Aim
Find the word "mechanism" in the data. Return every line where it appears.

Items
--- START ---

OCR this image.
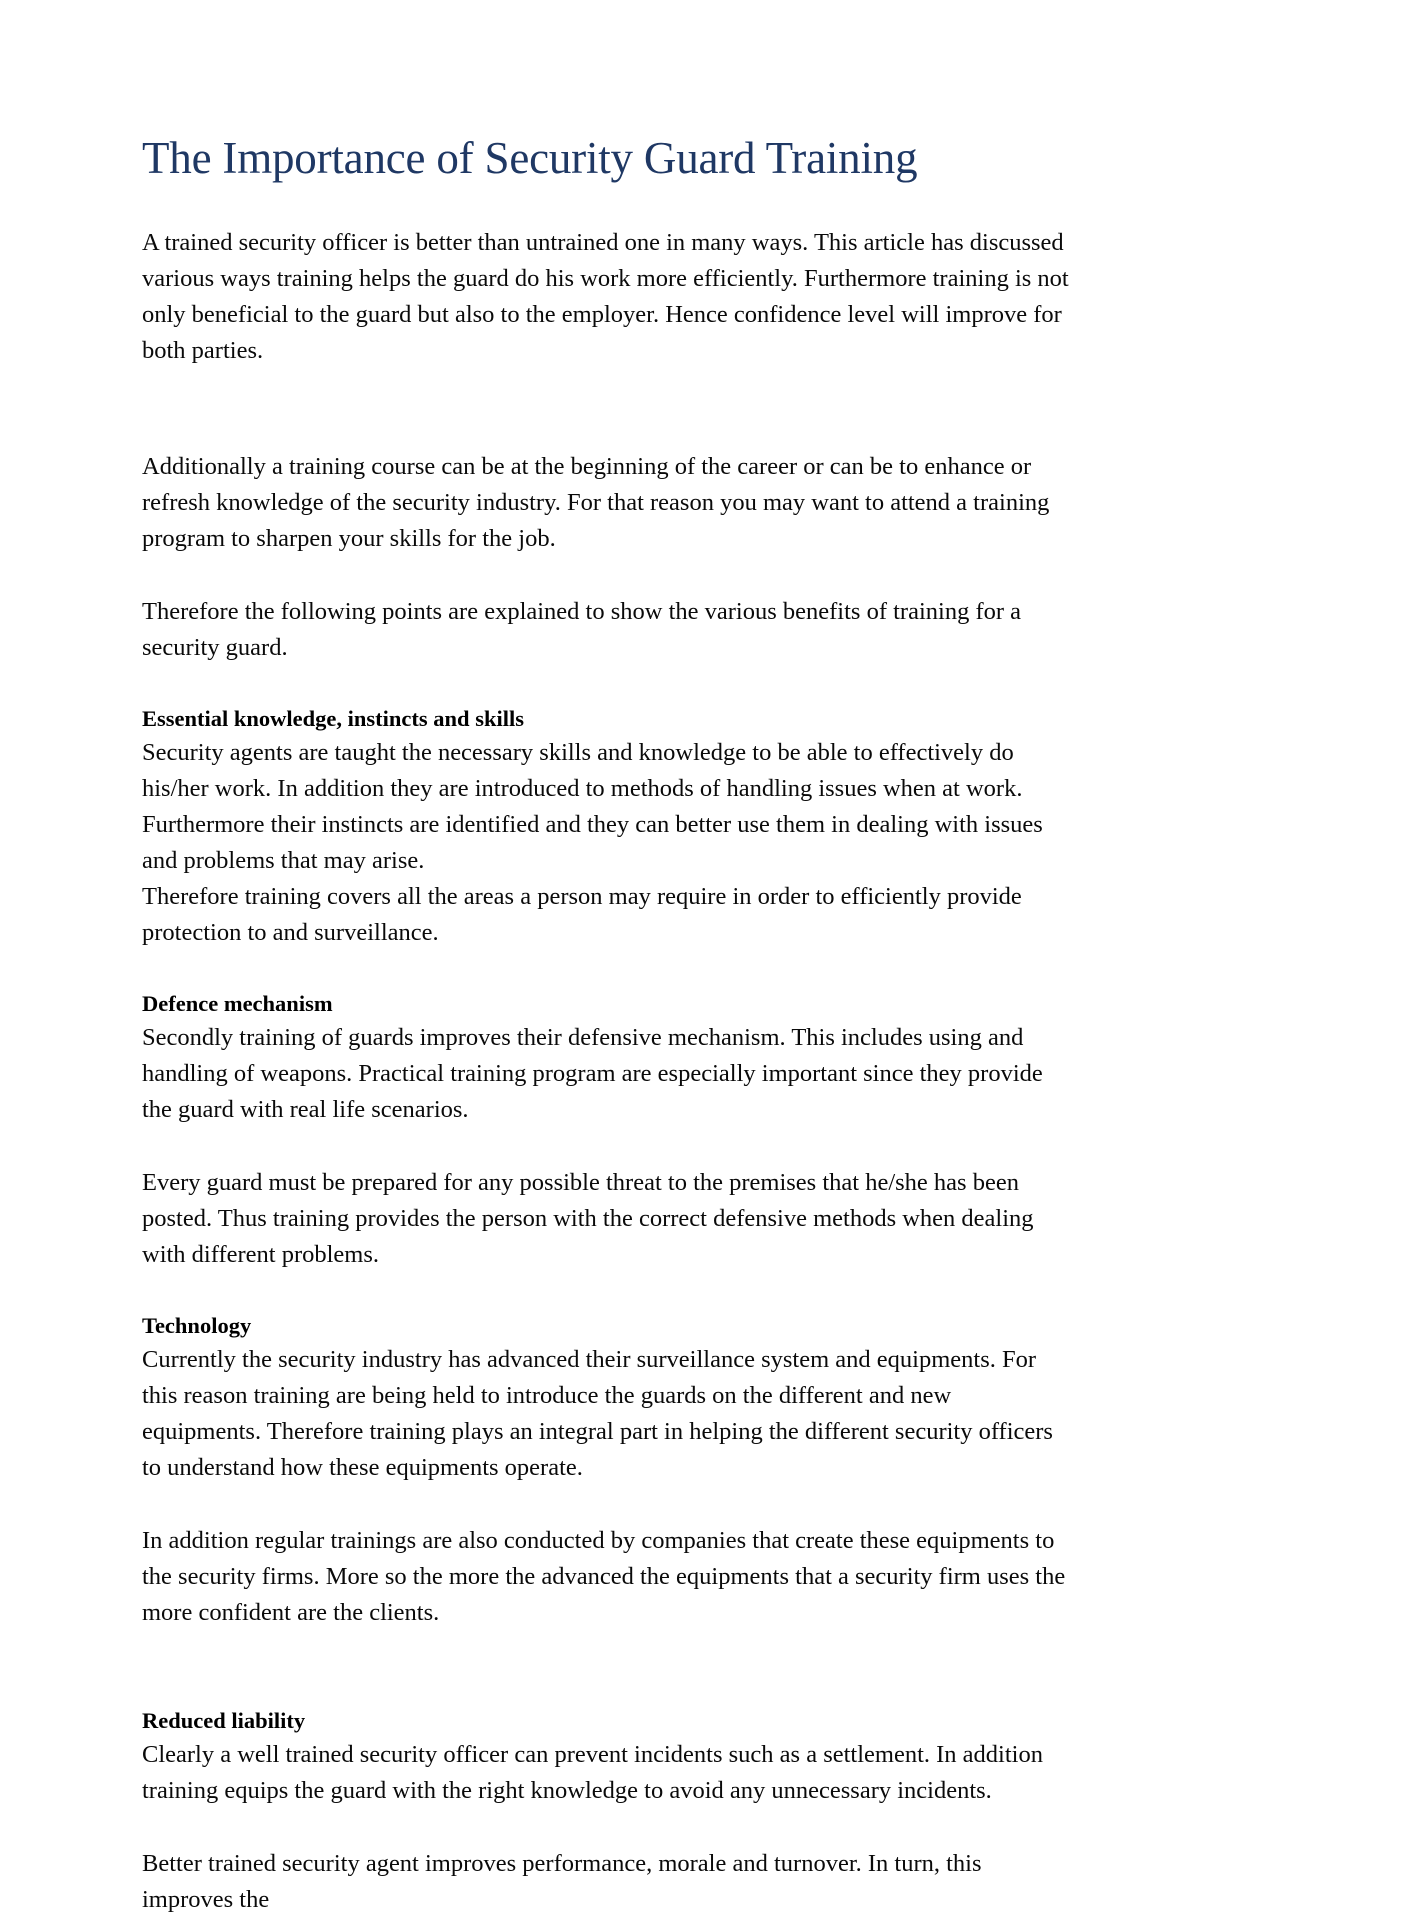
The Importance of Security Guard Training

A trained security officer is better than untrained one in many ways. This article has discussed various ways training helps the guard do his work more efficiently. Furthermore training is not only beneficial to the guard but also to the employer. Hence confidence level will improve for both parties.

Additionally a training course can be at the beginning of the career or can be to enhance or refresh knowledge of the security industry. For that reason you may want to attend a training program to sharpen your skills for the job.

Therefore the following points are explained to show the various benefits of training for a security guard.

Essential knowledge, instincts and skills

Security agents are taught the necessary skills and knowledge to be able to effectively do his/her work. In addition they are introduced to methods of handling issues when at work. Furthermore their instincts are identified and they can better use them in dealing with issues and problems that may arise.

Therefore training covers all the areas a person may require in order to efficiently provide protection to and surveillance.

Defence mechanism

Secondly training of guards improves their defensive mechanism. This includes using and handling of weapons. Practical training program are especially important since they provide the guard with real life scenarios.

Every guard must be prepared for any possible threat to the premises that he/she has been posted. Thus training provides the person with the correct defensive methods when dealing with different problems.

Technology

Currently the security industry has advanced their surveillance system and equipments. For this reason training are being held to introduce the guards on the different and new equipments. Therefore training plays an integral part in helping the different security officers to understand how these equipments operate.

In addition regular trainings are also conducted by companies that create these equipments to the security firms. More so the more the advanced the equipments that a security firm uses the more confident are the clients.

Reduced liability

Clearly a well trained security officer can prevent incidents such as a settlement. In addition training equips the guard with the right knowledge to avoid any unnecessary incidents.

Better trained security agent improves performance, morale and turnover. In turn, this improves the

--- END ---

Response
Defence mechanism
Secondly training of guards improves their defensive mechanism. This includes using and handling of weapons. Practical training program are especially important since they provide the guard with real life scenarios.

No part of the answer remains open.